### Dataset excerpts
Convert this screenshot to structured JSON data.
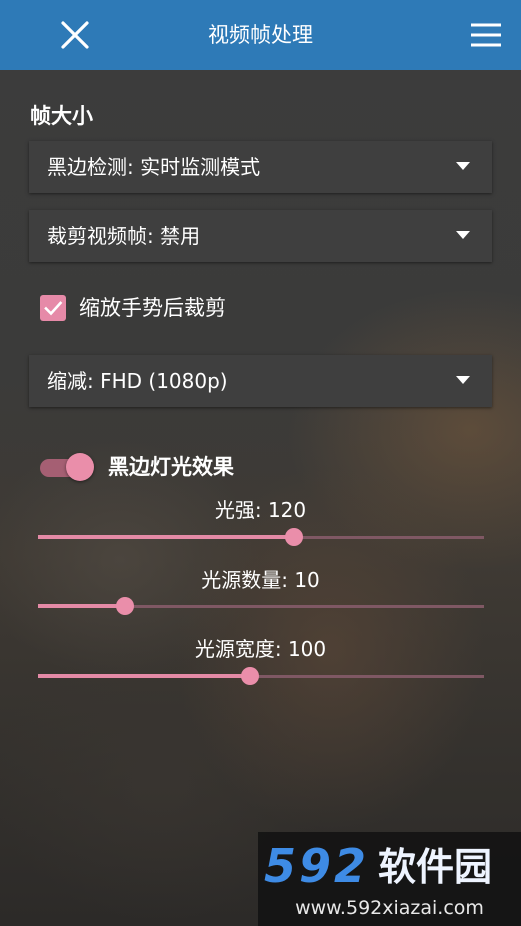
{
  "header": {
    "title": "视频帧处理",
    "close_icon": "close-icon",
    "menu_icon": "menu-icon",
    "bar_color": "#2e7ab7"
  },
  "frame_size": {
    "section_title": "帧大小",
    "black_border_detection": "黑边检测: 实时监测模式",
    "crop_frame": "裁剪视频帧: 禁用",
    "crop_after_zoom": {
      "label": "缩放手势后裁剪",
      "checked": true
    },
    "downscale": "缩减: FHD (1080p)"
  },
  "ambient_light": {
    "toggle_label": "黑边灯光效果",
    "enabled": true,
    "sliders": [
      {
        "label": "光强: 120",
        "fraction": 0.575
      },
      {
        "label": "光源数量: 10",
        "fraction": 0.195
      },
      {
        "label": "光源宽度: 100",
        "fraction": 0.475
      }
    ]
  },
  "accent_color": "#e68aa8",
  "watermark": {
    "number": "592",
    "name": "软件园",
    "url": "www.592xiazai.com"
  }
}
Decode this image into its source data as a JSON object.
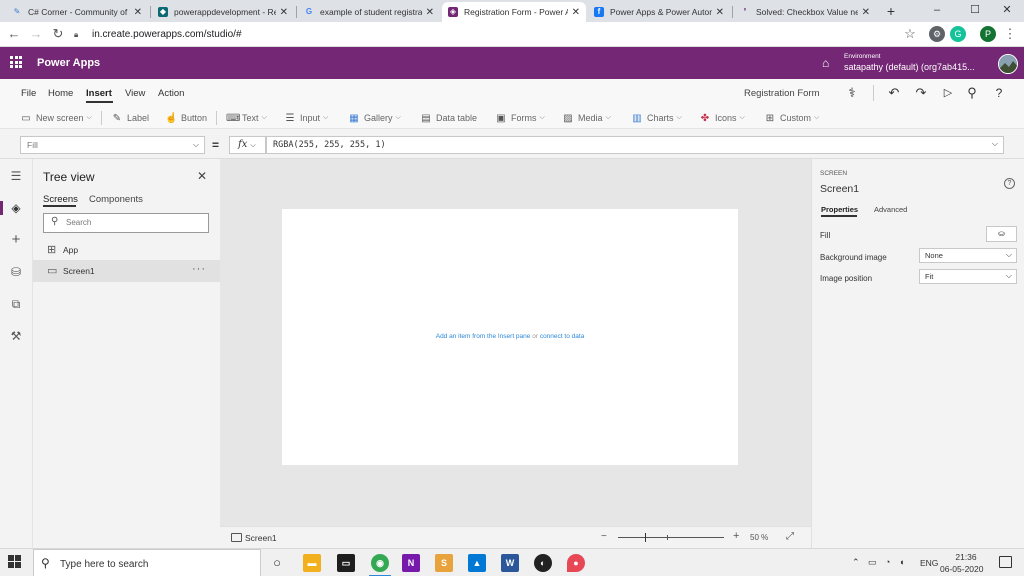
{
  "browser": {
    "tabs": [
      {
        "title": "C# Corner - Community of Software and Data Developers",
        "favicon": "csharp-icon",
        "color": "#3a7bd5"
      },
      {
        "title": "powerappdevelopment - Registration",
        "favicon": "dynamics-icon",
        "color": "#0b6a74"
      },
      {
        "title": "example of student registration form",
        "favicon": "google-icon",
        "color": "#4285f4"
      },
      {
        "title": "Registration Form - Power Apps",
        "favicon": "powerapps-icon",
        "color": "#742774"
      },
      {
        "title": "Power Apps & Power Automate",
        "favicon": "facebook-icon",
        "color": "#1877f2"
      },
      {
        "title": "Solved: Checkbox Value needed",
        "favicon": "powerapps-community-icon",
        "color": "#742774"
      }
    ],
    "new_tab_label": "+",
    "url": "in.create.powerapps.com/studio/#",
    "profile_initial": "P",
    "window_controls": {
      "minimize": "–",
      "maximize": "☐",
      "close": "✕"
    }
  },
  "powerapps": {
    "brand": "Power Apps",
    "environment_label": "Environment",
    "environment_name": "satapathy (default) (org7ab415...",
    "accent_color": "#742774"
  },
  "menu": {
    "items": [
      "File",
      "Home",
      "Insert",
      "View",
      "Action"
    ],
    "active": "Insert",
    "app_name": "Registration Form"
  },
  "toolbar": {
    "items": [
      {
        "label": "New screen",
        "icon": "new-screen-icon",
        "dropdown": true
      },
      {
        "label": "Label",
        "icon": "label-icon",
        "dropdown": false
      },
      {
        "label": "Button",
        "icon": "button-icon",
        "dropdown": false
      },
      {
        "label": "Text",
        "icon": "text-icon",
        "dropdown": true
      },
      {
        "label": "Input",
        "icon": "input-icon",
        "dropdown": true
      },
      {
        "label": "Gallery",
        "icon": "gallery-icon",
        "dropdown": true
      },
      {
        "label": "Data table",
        "icon": "data-table-icon",
        "dropdown": false
      },
      {
        "label": "Forms",
        "icon": "forms-icon",
        "dropdown": true
      },
      {
        "label": "Media",
        "icon": "media-icon",
        "dropdown": true
      },
      {
        "label": "Charts",
        "icon": "charts-icon",
        "dropdown": true
      },
      {
        "label": "Icons",
        "icon": "icons-icon",
        "dropdown": true
      },
      {
        "label": "Custom",
        "icon": "custom-icon",
        "dropdown": true
      }
    ]
  },
  "formula": {
    "property": "Fill",
    "equals": "=",
    "fx_label": "fx",
    "value": "RGBA(255, 255, 255, 1)"
  },
  "treeview": {
    "title": "Tree view",
    "tabs": [
      "Screens",
      "Components"
    ],
    "active_tab": "Screens",
    "search_placeholder": "Search",
    "items": [
      {
        "label": "App",
        "icon": "app-icon",
        "selected": false
      },
      {
        "label": "Screen1",
        "icon": "screen-icon",
        "selected": true,
        "more": "···"
      }
    ]
  },
  "canvas": {
    "message_link1": "Add an item from the Insert pane",
    "message_mid": " or ",
    "message_link2": "connect to data"
  },
  "statusbar": {
    "screen": "Screen1",
    "zoom_minus": "−",
    "zoom_plus": "+",
    "zoom_percent": 50,
    "zoom_label": "50 %"
  },
  "properties": {
    "kind": "SCREEN",
    "name": "Screen1",
    "tabs": [
      "Properties",
      "Advanced"
    ],
    "active_tab": "Properties",
    "rows": [
      {
        "label": "Fill"
      },
      {
        "label": "Background image",
        "value": "None"
      },
      {
        "label": "Image position",
        "value": "Fit"
      }
    ]
  },
  "taskbar": {
    "search_placeholder": "Type here to search",
    "apps": [
      {
        "name": "cortana-icon",
        "color": "#333333"
      },
      {
        "name": "file-explorer-icon",
        "color": "#f2b01e"
      },
      {
        "name": "cmd-icon",
        "color": "#1e1e1e"
      },
      {
        "name": "chrome-icon",
        "color": "#34a853"
      },
      {
        "name": "onenote-icon",
        "color": "#7719aa"
      },
      {
        "name": "sublime-icon",
        "color": "#e8a33d"
      },
      {
        "name": "photos-icon",
        "color": "#0078d4"
      },
      {
        "name": "word-icon",
        "color": "#2b579a"
      },
      {
        "name": "xbox-icon",
        "color": "#222222"
      },
      {
        "name": "paint-icon",
        "color": "#e74856"
      }
    ],
    "language": "ENG",
    "time": "21:36",
    "date": "06-05-2020"
  }
}
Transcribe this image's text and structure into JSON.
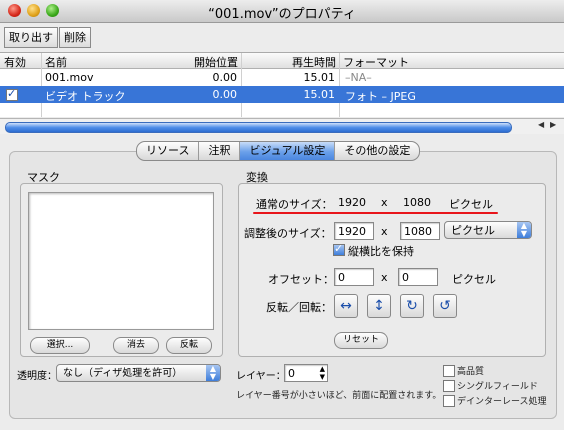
{
  "window": {
    "title": "“001.mov”のプロパティ"
  },
  "toolbar": {
    "extract_label": "取り出す",
    "delete_label": "削除"
  },
  "table": {
    "headers": {
      "enabled": "有効",
      "name": "名前",
      "start": "開始位置",
      "duration": "再生時間",
      "format": "フォーマット"
    },
    "rows": [
      {
        "name": "001.mov",
        "start": "0.00",
        "duration": "15.01",
        "format": "–NA–"
      },
      {
        "name": "ビデオ トラック",
        "start": "0.00",
        "duration": "15.01",
        "format": "フォト – JPEG"
      }
    ]
  },
  "tabs": [
    "リソース",
    "注釈",
    "ビジュアル設定",
    "その他の設定"
  ],
  "mask": {
    "label": "マスク",
    "select": "選択...",
    "erase": "消去",
    "invert": "反転"
  },
  "transform": {
    "label": "変換",
    "normal_size_label": "通常のサイズ：",
    "normal_w": "1920",
    "x": "x",
    "normal_h": "1080",
    "unit": "ピクセル",
    "adjusted_label": "調整後のサイズ：",
    "adjusted_w": "1920",
    "adjusted_h": "1080",
    "adjusted_unit": "ピクセル",
    "keep_aspect": "縦横比を保持",
    "offset_label": "オフセット：",
    "offset_x": "0",
    "offset_y": "0",
    "offset_unit": "ピクセル",
    "flip_label": "反転／回転：",
    "reset": "リセット"
  },
  "bottom": {
    "transparency_label": "透明度：",
    "transparency_value": "なし（ディザ処理を許可）",
    "layer_label": "レイヤー：",
    "layer_value": "0",
    "layer_hint": "レイヤー番号が小さいほど、前面に配置されます。",
    "high_quality": "高品質",
    "single_field": "シングルフィールド",
    "deinterlace": "デインターレース処理"
  },
  "colors": {
    "selection": "#3875d7",
    "annotation": "#e8151b"
  }
}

### Aim of the exercise
Lines containing "Insert" are to be counted. State the total and add nothing.

### Task answer
3